*Task description:* Select the lines below containing the word "content".
--- Rows ---
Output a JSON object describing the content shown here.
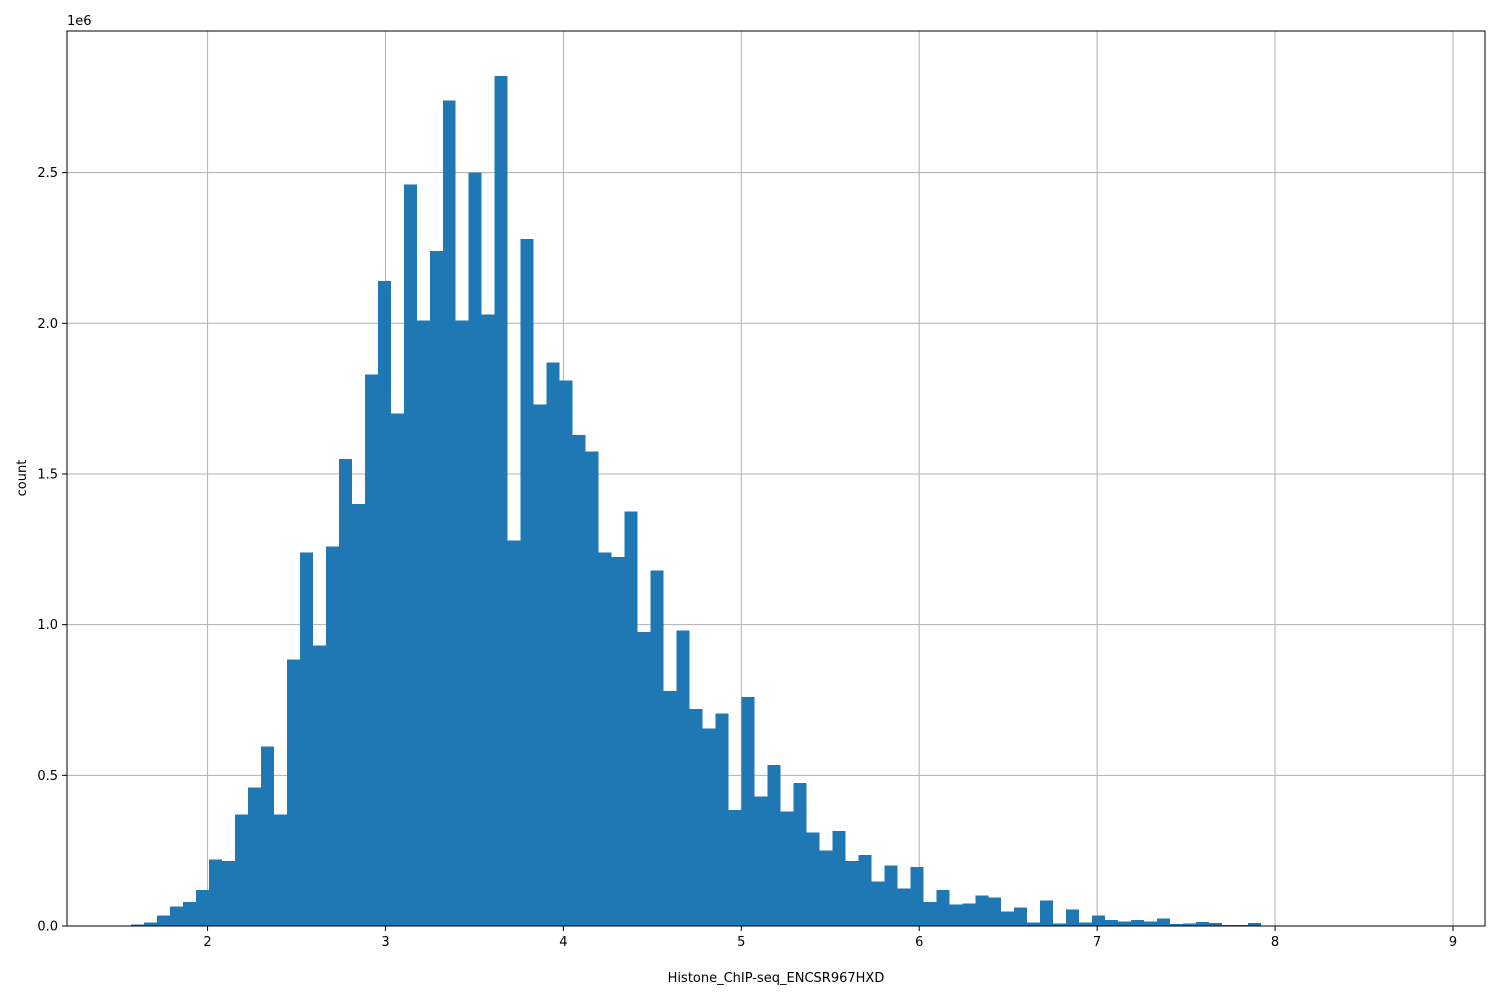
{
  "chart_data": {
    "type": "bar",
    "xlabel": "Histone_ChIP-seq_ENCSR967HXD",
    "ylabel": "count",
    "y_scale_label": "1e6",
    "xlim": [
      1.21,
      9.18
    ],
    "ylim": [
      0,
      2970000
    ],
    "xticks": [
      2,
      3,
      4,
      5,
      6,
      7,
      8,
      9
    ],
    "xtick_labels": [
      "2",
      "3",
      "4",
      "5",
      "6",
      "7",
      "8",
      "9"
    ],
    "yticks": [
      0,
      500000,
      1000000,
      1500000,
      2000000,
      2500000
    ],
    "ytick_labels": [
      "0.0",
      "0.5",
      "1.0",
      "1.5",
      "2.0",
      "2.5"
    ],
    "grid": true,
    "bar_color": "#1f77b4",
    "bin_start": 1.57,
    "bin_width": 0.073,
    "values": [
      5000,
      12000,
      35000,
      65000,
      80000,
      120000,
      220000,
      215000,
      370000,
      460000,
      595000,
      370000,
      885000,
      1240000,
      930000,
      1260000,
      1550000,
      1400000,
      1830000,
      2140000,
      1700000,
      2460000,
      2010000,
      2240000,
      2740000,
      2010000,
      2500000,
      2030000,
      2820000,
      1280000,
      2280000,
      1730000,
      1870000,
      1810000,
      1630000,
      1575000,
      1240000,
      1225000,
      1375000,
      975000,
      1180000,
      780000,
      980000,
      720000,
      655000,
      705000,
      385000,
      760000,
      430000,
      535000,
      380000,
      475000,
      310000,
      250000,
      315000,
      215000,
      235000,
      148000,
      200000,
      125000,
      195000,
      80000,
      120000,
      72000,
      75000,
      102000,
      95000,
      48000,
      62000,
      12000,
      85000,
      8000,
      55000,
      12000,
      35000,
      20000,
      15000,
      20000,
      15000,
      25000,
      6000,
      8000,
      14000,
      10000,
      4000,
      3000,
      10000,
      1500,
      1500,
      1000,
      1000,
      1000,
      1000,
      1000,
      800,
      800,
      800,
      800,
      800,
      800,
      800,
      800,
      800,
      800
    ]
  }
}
---
--- Rows ---
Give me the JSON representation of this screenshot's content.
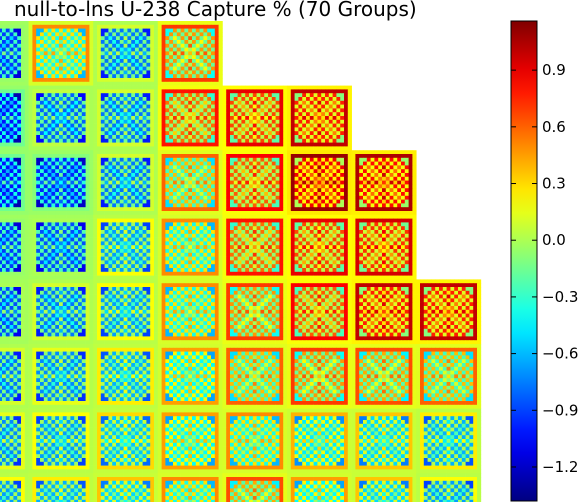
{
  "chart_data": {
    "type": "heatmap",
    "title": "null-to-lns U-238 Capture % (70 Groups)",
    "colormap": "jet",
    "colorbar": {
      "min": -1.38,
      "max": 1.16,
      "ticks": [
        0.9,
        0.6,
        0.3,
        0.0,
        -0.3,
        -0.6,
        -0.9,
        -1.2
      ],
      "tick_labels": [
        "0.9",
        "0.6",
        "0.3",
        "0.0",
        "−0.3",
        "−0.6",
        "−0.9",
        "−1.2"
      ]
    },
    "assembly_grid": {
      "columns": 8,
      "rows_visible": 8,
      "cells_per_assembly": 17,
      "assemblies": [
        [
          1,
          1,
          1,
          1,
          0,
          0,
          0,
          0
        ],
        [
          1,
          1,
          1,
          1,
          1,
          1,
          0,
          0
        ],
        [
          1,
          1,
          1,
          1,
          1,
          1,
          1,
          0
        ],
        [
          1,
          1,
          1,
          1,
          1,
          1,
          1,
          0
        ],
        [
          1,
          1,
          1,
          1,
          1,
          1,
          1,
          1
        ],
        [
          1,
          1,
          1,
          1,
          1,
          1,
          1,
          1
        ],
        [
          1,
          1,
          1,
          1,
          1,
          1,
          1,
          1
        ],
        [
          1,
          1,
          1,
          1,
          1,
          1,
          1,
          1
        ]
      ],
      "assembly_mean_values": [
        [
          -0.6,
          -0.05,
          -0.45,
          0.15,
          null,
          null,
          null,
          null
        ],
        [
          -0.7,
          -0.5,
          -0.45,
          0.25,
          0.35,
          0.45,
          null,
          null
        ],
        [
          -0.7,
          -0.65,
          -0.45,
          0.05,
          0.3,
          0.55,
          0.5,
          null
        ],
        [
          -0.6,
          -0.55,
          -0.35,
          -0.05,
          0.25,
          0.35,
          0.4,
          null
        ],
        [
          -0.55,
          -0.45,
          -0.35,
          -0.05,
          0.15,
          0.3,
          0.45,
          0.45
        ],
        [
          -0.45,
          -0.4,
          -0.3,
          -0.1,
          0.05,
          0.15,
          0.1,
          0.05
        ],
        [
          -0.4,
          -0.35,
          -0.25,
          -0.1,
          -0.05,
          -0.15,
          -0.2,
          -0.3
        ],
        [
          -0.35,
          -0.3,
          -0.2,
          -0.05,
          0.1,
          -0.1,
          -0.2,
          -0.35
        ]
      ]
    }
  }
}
---
*Task output:*
Output a JSON object describing the content shown here.
Give me the JSON representation of this screenshot's content.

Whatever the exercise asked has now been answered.